- [What the task asks]
Reproduce the records below in full and word for word, excluding pictures.

- [Listed records]
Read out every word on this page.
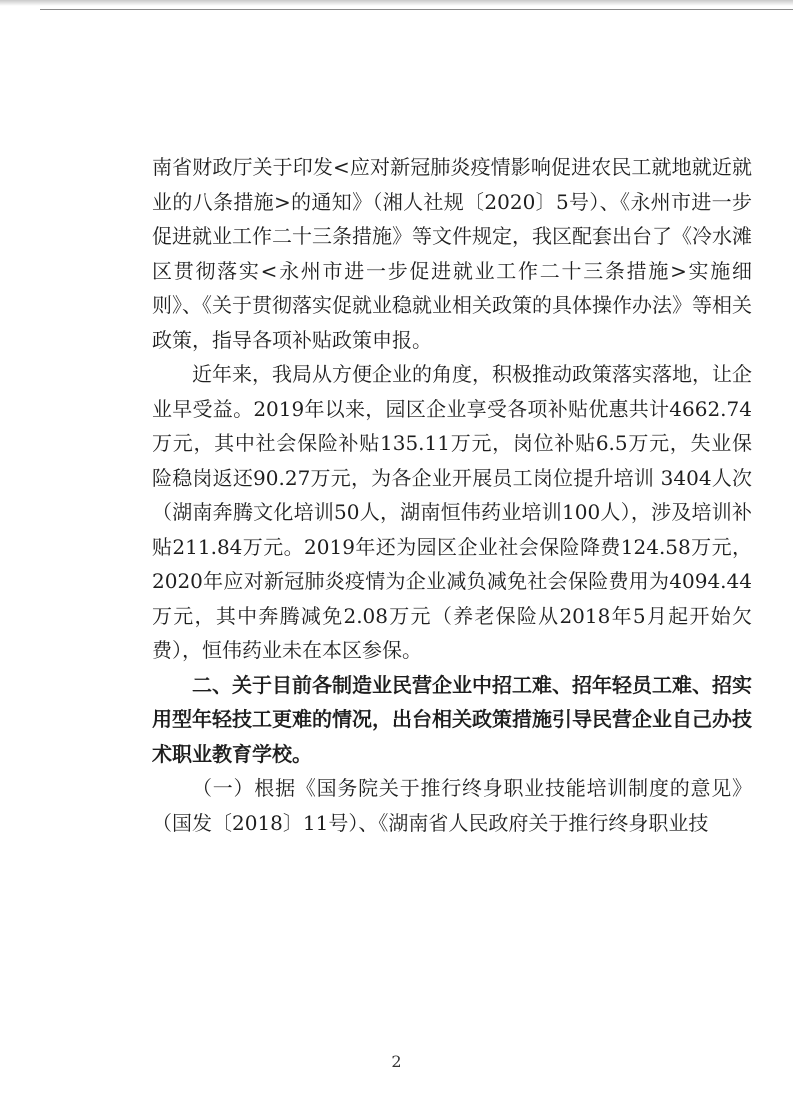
南省财政厅关于印发<应对新冠肺炎疫情影响促进农民工就地就近就业的八条措施>的通知》（湘人社规〔2020〕5号）、《永州市进一步促进就业工作二十三条措施》等文件规定，我区配套出台了《冷水滩区贯彻落实<永州市进一步促进就业工作二十三条措施>实施细则》、《关于贯彻落实促就业稳就业相关政策的具体操作办法》等相关政策，指导各项补贴政策申报。

近年来，我局从方便企业的角度，积极推动政策落实落地，让企业早受益。2019年以来，园区企业享受各项补贴优惠共计4662.74万元，其中社会保险补贴135.11万元，岗位补贴6.5万元，失业保险稳岗返还90.27万元，为各企业开展员工岗位提升培训 3404人次（湖南奔腾文化培训50人，湖南恒伟药业培训100人），涉及培训补贴211.84万元。2019年还为园区企业社会保险降费124.58万元，2020年应对新冠肺炎疫情为企业减负减免社会保险费用为4094.44万元，其中奔腾减免2.08万元（养老保险从2018年5月起开始欠费），恒伟药业未在本区参保。

二、关于目前各制造业民营企业中招工难、招年轻员工难、招实用型年轻技工更难的情况，出台相关政策措施引导民营企业自己办技术职业教育学校。

（一）根据《国务院关于推行终身职业技能培训制度的意见》（国发〔2018〕11号）、《湖南省人民政府关于推行终身职业技

2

- [Solution below]
Read out every word on this page.
南省财政厅关于印发<应对新冠肺炎疫情影响促进农民工就地就近就业的八条措施>的通知》（湘人社规〔2020〕5号）、《永州市进一步促进就业工作二十三条措施》等文件规定，我区配套出台了《冷水滩区贯彻落实<永州市进一步促进就业工作二十三条措施>实施细则》、《关于贯彻落实促就业稳就业相关政策的具体操作办法》等相关政策，指导各项补贴政策申报。

近年来，我局从方便企业的角度，积极推动政策落实落地，让企业早受益。2019年以来，园区企业享受各项补贴优惠共计4662.74万元，其中社会保险补贴135.11万元，岗位补贴6.5万元，失业保险稳岗返还90.27万元，为各企业开展员工岗位提升培训 3404人次（湖南奔腾文化培训50人，湖南恒伟药业培训100人），涉及培训补贴211.84万元。2019年还为园区企业社会保险降费124.58万元，2020年应对新冠肺炎疫情为企业减负减免社会保险费用为4094.44万元，其中奔腾减免2.08万元（养老保险从2018年5月起开始欠费），恒伟药业未在本区参保。

二、关于目前各制造业民营企业中招工难、招年轻员工难、招实用型年轻技工更难的情况，出台相关政策措施引导民营企业自己办技术职业教育学校。

（一）根据《国务院关于推行终身职业技能培训制度的意见》（国发〔2018〕11号）、《湖南省人民政府关于推行终身职业技

2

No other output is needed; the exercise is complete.